Instructions for the task: Assemble all lines in which the string "JSON" appears.

Exercise inputs:
------------------------------------------------------------
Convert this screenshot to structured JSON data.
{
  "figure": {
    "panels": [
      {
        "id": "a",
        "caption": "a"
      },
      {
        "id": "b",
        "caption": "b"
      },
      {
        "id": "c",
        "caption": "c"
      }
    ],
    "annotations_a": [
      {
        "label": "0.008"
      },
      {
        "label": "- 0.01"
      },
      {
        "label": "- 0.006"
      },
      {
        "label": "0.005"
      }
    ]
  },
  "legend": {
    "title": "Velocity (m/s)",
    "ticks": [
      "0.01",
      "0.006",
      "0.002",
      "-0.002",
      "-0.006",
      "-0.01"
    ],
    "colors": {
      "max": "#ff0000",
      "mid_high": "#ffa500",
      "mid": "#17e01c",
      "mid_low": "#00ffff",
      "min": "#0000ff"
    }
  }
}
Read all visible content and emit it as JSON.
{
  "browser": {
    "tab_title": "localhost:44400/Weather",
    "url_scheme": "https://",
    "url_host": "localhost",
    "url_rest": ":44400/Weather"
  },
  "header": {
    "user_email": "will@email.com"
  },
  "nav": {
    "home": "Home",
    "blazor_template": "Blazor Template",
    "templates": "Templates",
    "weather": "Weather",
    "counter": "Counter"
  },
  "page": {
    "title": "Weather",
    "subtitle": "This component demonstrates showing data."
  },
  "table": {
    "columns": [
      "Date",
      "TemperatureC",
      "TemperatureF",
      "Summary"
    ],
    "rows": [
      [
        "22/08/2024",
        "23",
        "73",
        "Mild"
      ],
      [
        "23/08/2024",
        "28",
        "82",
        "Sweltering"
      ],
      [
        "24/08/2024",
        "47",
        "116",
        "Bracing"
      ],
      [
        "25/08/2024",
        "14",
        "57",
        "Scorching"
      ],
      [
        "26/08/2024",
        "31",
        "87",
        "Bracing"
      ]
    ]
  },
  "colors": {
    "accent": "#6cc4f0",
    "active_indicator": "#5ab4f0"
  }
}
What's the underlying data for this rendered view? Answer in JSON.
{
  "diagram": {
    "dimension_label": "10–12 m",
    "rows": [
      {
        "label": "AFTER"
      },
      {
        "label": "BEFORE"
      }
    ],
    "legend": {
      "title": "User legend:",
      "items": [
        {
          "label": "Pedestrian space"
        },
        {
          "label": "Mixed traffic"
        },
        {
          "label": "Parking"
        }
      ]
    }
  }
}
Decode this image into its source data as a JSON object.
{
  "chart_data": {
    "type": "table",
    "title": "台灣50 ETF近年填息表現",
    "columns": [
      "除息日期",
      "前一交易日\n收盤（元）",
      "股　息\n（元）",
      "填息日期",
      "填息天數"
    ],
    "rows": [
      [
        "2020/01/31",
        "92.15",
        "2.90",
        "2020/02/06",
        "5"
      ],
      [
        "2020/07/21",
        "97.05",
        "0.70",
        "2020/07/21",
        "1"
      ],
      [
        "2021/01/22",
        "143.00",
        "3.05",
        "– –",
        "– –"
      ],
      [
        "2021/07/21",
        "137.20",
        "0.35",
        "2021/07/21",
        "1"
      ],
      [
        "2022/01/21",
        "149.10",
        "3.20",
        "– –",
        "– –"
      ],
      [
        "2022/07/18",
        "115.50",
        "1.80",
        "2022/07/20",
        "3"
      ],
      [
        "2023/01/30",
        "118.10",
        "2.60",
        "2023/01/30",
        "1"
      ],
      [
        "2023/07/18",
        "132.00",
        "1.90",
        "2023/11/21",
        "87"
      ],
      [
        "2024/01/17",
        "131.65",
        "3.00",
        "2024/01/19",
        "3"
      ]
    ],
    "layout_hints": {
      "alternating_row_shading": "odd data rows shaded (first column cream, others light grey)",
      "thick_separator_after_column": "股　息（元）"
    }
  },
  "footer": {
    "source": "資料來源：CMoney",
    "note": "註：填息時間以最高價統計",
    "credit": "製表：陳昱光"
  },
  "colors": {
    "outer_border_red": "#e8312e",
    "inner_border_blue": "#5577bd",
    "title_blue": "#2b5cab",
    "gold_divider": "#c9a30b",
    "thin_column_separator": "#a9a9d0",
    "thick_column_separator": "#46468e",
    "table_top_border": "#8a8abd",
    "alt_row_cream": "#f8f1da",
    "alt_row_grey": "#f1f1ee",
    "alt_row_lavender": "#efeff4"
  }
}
------------------------------------------------------------
Task output:
Convert this screenshot to structured JSON data.
Read all visible content and emit it as JSON.
What's the underlying data for this rendered view? Answer in JSON.
Decode this image into its source data as a JSON object.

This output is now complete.